● WORK TO COMPLETE: Drop the pictures, then extract the listing word for word.

Extracted data entries
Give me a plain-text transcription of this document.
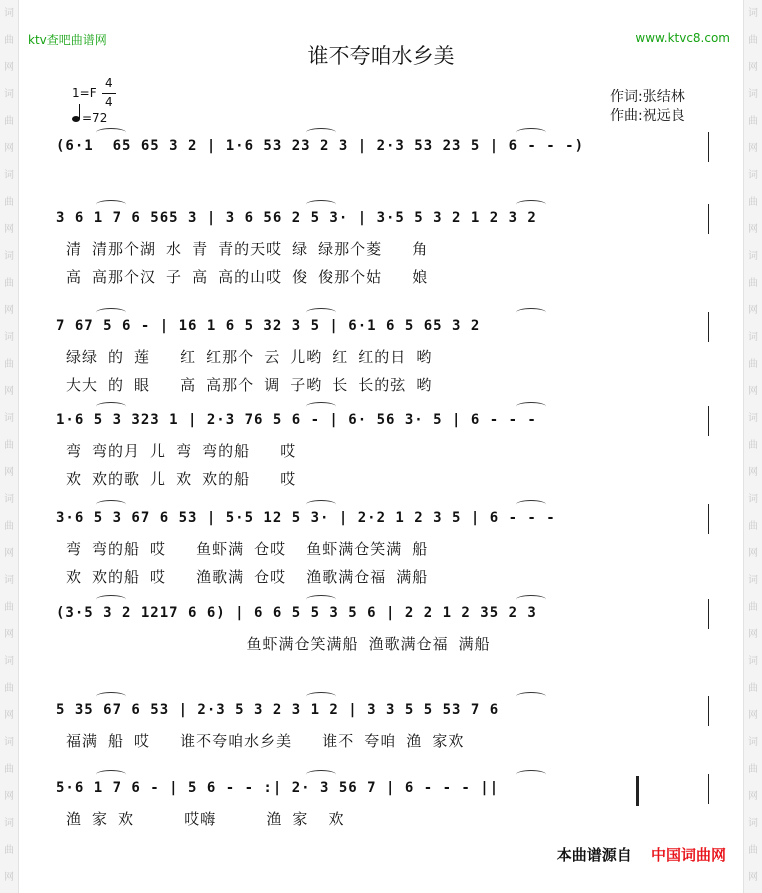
词
曲
网
词
曲
网
词
曲
网
词
曲
网
词
曲
网
词
曲
网
词
曲
网
词
曲
网
词
曲
网
词
曲
网
词
曲
网
词
曲
网
词
曲
网
词
曲
网
词
曲
网
词
曲
网
词
曲
网
词
曲
网
词
曲
网
词
曲
网
词
曲
网
词
曲
网
ktv查吧曲谱网	www.ktvc8.com
谁不夸咱水乡美
1=F
4
4
=72
作词:张结林
作曲:祝远良
(6·1  65 65 3 2 | 1·6 53 23 2 3 | 2·3 53 23 5 | 6 - - -)
3 6 1 7 6 565 3 | 3 6 56 2 5 3· | 3·5 5 3 2 1 2 3 2
清 清那个湖 水 青 青的天哎 绿 绿那个菱   角
高 高那个汉 子 高 高的山哎 俊 俊那个姑   娘
7 67 5 6 - | 16 1 6 5 32 3 5 | 6·1 6 5 65 3 2
绿绿 的 莲   红 红那个 云 儿哟 红 红的日 哟
大大 的 眼   高 高那个 调 子哟 长 长的弦 哟
1·6 5 3 323 1 | 2·3 76 5 6 - | 6· 56 3· 5 | 6 - - -
弯 弯的月 儿 弯 弯的船   哎
欢 欢的歌 儿 欢 欢的船   哎
3·6 5 3 67 6 53 | 5·5 12 5 3· | 2·2 1 2 3 5 | 6 - - -
弯 弯的船 哎   鱼虾满 仓哎  鱼虾满仓笑满 船
欢 欢的船 哎   渔歌满 仓哎  渔歌满仓福 满船
(3·5 3 2 1217 6 6) | 6 6 5 5 3 5 6 | 2 2 1 2 35 2 3
鱼虾满仓笑满船 渔歌满仓福 满船
5 35 67 6 53 | 2·3 5 3 2 3 1 2 | 3 3 5 5 53 7 6
福满 船 哎   谁不夸咱水乡美   谁不 夸咱 渔 家欢
5·6 1 7 6 - | 5 6 - - :| 2· 3 56 7 | 6 - - - ||
渔 家 欢     哎嗨     渔 家  欢
本曲谱源自 中国词曲网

● FINISHED ANSWER:
Give me a plain-text transcription of this document.
词
曲
网
词
曲
网
词
曲
网
词
曲
网
词
曲
网
词
曲
网
词
曲
网
词
曲
网
词
曲
网
词
曲
网
词
曲
网
词
曲
网
词
曲
网
词
曲
网
词
曲
网
词
曲
网
词
曲
网
词
曲
网
词
曲
网
词
曲
网
词
曲
网
词
曲
网
ktv查吧曲谱网	www.ktvc8.com
谁不夸咱水乡美
1=F
4
4
=72
作词:张结林
作曲:祝远良
(6·1  65 65 3 2 | 1·6 53 23 2 3 | 2·3 53 23 5 | 6 - - -)
3 6 1 7 6 565 3 | 3 6 56 2 5 3· | 3·5 5 3 2 1 2 3 2
清 清那个湖 水 青 青的天哎 绿 绿那个菱   角
高 高那个汉 子 高 高的山哎 俊 俊那个姑   娘
7 67 5 6 - | 16 1 6 5 32 3 5 | 6·1 6 5 65 3 2
绿绿 的 莲   红 红那个 云 儿哟 红 红的日 哟
大大 的 眼   高 高那个 调 子哟 长 长的弦 哟
1·6 5 3 323 1 | 2·3 76 5 6 - | 6· 56 3· 5 | 6 - - -
弯 弯的月 儿 弯 弯的船   哎
欢 欢的歌 儿 欢 欢的船   哎
3·6 5 3 67 6 53 | 5·5 12 5 3· | 2·2 1 2 3 5 | 6 - - -
弯 弯的船 哎   鱼虾满 仓哎  鱼虾满仓笑满 船
欢 欢的船 哎   渔歌满 仓哎  渔歌满仓福 满船
(3·5 3 2 1217 6 6) | 6 6 5 5 3 5 6 | 2 2 1 2 35 2 3
鱼虾满仓笑满船 渔歌满仓福 满船
5 35 67 6 53 | 2·3 5 3 2 3 1 2 | 3 3 5 5 53 7 6
福满 船 哎   谁不夸咱水乡美   谁不 夸咱 渔 家欢
5·6 1 7 6 - | 5 6 - - :| 2· 3 56 7 | 6 - - - ||
渔 家 欢     哎嗨     渔 家  欢
本曲谱源自 中国词曲网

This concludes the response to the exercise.